Check each line of the records below for the string "renseignements", then state how many lines contain it, with no other output.

══════════════════════════════

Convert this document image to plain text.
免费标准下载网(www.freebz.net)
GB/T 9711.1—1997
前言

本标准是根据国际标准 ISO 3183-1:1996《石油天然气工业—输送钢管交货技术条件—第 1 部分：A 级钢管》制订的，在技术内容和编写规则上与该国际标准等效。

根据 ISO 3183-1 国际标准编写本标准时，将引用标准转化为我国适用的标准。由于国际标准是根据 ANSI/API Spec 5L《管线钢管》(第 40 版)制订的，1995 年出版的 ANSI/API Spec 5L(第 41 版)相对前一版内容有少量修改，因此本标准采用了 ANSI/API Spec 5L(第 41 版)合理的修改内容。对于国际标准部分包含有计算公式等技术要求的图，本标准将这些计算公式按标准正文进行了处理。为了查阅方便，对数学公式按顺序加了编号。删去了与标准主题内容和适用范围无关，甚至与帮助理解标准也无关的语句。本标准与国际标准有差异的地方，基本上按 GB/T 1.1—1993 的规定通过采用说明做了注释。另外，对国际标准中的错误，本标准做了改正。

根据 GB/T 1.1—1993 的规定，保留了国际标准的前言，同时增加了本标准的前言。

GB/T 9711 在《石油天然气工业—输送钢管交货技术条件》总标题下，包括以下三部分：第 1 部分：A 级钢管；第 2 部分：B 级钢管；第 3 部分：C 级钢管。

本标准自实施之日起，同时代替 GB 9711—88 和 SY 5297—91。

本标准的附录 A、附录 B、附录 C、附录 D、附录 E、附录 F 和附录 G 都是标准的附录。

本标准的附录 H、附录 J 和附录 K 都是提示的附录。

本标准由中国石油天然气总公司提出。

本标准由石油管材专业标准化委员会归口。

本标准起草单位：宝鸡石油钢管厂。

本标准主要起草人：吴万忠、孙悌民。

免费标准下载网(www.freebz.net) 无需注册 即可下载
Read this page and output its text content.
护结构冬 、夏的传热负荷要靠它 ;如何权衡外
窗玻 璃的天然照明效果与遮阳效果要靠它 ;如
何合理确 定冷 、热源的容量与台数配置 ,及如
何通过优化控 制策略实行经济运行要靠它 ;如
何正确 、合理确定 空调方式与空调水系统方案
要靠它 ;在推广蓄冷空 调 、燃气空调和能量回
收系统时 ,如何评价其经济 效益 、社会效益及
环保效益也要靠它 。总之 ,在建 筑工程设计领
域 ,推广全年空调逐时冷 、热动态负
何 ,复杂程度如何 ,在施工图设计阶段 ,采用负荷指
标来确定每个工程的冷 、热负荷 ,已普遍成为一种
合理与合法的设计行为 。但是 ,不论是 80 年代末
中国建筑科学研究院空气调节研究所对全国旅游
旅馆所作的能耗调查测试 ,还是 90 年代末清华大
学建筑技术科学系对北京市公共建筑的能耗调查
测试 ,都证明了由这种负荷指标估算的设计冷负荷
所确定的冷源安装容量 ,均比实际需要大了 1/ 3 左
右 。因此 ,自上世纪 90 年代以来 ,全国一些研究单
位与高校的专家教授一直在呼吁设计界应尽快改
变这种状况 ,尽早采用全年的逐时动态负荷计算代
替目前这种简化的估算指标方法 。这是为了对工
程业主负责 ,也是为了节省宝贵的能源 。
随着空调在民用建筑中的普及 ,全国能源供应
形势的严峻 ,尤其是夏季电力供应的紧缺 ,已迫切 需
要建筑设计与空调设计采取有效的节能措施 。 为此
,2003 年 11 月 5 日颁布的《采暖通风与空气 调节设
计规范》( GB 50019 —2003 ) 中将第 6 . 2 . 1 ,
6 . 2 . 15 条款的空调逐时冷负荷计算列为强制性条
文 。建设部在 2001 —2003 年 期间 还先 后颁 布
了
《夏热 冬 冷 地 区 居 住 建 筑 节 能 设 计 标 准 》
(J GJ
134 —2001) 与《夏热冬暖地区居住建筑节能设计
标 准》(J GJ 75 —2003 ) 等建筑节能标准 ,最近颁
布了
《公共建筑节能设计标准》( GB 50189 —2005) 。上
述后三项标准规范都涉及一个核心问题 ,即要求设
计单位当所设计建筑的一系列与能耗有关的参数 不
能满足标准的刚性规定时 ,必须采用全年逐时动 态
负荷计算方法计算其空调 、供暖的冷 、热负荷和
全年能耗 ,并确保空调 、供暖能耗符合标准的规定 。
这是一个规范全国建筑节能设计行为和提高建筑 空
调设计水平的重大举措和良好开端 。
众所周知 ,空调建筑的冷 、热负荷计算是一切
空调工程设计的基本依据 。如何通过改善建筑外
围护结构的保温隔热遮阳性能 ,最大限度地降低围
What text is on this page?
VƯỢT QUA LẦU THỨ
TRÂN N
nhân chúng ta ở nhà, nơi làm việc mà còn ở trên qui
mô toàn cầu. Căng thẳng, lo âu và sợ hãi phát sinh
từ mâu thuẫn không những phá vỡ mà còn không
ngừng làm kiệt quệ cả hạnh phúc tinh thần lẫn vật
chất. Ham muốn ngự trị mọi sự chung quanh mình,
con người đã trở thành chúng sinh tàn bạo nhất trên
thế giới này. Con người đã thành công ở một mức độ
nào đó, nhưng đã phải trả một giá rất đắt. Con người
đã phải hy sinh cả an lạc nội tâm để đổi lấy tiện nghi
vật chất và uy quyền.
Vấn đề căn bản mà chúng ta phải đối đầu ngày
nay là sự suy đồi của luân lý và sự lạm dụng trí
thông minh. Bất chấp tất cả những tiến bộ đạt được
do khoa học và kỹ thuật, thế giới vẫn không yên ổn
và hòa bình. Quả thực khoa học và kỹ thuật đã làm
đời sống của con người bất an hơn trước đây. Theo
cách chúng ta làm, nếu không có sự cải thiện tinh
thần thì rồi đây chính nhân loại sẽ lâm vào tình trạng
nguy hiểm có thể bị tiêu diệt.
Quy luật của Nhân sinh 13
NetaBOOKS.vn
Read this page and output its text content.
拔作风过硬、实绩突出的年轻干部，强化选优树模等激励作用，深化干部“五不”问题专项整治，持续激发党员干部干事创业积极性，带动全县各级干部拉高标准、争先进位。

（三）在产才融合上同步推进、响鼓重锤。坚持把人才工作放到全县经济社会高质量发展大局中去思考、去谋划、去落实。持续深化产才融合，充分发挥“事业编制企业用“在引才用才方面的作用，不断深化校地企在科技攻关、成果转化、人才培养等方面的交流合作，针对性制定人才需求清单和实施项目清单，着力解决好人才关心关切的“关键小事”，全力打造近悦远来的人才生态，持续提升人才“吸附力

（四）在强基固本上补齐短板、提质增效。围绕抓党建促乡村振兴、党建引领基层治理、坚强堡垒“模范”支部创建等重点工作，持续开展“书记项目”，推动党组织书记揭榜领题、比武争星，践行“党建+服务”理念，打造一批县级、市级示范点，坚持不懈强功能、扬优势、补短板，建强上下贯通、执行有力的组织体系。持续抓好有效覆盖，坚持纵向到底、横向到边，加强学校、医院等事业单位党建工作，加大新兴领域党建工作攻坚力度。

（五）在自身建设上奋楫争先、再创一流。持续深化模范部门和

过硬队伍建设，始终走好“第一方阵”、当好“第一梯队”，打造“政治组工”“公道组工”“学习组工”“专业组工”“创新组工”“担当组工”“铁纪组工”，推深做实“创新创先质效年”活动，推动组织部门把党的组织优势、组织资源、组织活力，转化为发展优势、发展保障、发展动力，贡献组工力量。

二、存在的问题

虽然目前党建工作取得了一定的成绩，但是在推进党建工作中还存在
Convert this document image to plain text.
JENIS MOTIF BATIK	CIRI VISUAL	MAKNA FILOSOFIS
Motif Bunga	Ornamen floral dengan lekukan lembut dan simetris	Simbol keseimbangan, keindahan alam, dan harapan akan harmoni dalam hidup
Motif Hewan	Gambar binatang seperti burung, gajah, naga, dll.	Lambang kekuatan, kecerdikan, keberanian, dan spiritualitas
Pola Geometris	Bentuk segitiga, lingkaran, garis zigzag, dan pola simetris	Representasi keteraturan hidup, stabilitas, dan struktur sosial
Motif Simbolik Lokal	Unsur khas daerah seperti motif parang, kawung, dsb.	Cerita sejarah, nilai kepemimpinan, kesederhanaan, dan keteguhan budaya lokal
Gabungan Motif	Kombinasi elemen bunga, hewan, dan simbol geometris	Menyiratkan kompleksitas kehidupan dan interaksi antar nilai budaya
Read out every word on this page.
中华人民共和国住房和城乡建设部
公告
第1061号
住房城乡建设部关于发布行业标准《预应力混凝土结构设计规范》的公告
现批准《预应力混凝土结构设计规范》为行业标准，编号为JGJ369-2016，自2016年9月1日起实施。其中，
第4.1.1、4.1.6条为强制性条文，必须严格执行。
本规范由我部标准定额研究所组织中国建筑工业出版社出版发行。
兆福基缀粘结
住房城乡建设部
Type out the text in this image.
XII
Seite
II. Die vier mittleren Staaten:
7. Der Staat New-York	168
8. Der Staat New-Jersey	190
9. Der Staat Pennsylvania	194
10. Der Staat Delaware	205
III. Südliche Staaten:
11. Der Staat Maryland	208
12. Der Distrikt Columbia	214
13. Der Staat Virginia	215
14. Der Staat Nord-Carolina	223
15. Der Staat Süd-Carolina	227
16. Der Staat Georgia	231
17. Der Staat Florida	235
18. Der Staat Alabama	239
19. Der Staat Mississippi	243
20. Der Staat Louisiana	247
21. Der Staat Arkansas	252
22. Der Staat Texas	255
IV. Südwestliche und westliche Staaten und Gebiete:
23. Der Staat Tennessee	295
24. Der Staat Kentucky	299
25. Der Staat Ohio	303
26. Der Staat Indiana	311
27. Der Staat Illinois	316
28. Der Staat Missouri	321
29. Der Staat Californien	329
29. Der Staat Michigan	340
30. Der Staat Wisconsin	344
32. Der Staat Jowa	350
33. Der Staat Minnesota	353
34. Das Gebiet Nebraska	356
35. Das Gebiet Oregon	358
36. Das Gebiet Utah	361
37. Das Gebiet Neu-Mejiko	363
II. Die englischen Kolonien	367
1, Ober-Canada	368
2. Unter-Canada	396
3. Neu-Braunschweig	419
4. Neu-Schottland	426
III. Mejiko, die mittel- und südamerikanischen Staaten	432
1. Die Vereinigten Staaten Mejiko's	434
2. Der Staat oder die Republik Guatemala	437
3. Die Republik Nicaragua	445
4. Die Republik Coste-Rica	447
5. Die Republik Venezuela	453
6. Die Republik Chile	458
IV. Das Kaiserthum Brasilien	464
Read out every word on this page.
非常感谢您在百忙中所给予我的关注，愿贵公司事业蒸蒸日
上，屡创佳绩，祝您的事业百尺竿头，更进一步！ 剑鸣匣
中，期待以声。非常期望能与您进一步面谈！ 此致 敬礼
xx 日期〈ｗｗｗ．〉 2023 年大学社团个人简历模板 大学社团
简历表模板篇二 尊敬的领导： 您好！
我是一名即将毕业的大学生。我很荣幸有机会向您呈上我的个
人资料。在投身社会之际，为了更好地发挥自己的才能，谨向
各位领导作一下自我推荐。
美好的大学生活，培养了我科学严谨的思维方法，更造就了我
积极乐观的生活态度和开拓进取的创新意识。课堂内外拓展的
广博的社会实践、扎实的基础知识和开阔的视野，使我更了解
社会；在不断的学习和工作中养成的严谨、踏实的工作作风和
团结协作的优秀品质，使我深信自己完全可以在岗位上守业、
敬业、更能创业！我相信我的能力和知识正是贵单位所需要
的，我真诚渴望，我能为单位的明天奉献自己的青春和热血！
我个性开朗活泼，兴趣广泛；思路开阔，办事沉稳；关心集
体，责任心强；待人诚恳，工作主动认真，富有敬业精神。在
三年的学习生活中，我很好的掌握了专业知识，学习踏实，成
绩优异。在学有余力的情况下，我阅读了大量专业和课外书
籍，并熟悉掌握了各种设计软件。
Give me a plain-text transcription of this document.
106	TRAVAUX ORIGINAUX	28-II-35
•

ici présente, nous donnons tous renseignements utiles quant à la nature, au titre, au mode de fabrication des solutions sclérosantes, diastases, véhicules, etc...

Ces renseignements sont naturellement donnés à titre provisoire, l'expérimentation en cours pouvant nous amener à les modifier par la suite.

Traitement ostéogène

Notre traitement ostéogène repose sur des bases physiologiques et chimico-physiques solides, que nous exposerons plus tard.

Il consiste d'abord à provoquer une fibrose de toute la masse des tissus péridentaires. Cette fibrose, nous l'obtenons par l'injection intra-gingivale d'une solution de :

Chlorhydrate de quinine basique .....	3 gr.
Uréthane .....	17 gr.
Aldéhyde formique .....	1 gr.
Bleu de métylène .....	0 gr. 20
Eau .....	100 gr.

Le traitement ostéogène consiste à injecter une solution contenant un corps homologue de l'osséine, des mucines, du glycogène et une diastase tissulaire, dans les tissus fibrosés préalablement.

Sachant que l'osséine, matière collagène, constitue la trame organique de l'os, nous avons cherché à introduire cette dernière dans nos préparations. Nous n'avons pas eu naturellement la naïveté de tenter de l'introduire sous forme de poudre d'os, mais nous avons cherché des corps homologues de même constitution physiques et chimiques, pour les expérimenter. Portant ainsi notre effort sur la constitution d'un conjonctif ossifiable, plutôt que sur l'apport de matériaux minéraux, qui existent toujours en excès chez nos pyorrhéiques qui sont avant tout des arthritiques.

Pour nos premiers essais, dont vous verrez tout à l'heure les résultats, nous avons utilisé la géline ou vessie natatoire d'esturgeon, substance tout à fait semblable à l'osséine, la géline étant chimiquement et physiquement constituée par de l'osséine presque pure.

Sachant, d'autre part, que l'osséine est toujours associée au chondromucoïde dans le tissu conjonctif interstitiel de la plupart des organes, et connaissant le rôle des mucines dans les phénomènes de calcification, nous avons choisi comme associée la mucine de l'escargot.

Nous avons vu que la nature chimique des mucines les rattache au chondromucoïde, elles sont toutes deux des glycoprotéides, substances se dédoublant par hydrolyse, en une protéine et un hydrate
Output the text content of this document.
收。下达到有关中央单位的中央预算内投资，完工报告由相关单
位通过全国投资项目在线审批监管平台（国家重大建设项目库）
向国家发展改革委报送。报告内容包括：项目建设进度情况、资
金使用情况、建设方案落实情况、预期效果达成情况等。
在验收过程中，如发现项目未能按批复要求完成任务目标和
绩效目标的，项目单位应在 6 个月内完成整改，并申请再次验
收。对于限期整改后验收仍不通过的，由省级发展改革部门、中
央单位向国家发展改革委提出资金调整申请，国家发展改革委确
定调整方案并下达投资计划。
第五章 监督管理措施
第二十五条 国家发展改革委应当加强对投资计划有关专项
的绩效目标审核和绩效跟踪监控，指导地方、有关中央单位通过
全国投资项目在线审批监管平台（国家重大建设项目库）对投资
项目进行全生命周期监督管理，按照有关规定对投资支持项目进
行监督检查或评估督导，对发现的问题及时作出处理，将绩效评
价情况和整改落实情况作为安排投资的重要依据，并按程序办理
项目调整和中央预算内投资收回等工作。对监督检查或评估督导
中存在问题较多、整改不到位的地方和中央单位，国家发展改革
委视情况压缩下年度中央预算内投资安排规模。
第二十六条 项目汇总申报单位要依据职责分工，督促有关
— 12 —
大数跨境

══════════════════════════════

▶ [RESPONSE TO THIS EXERCISE] 2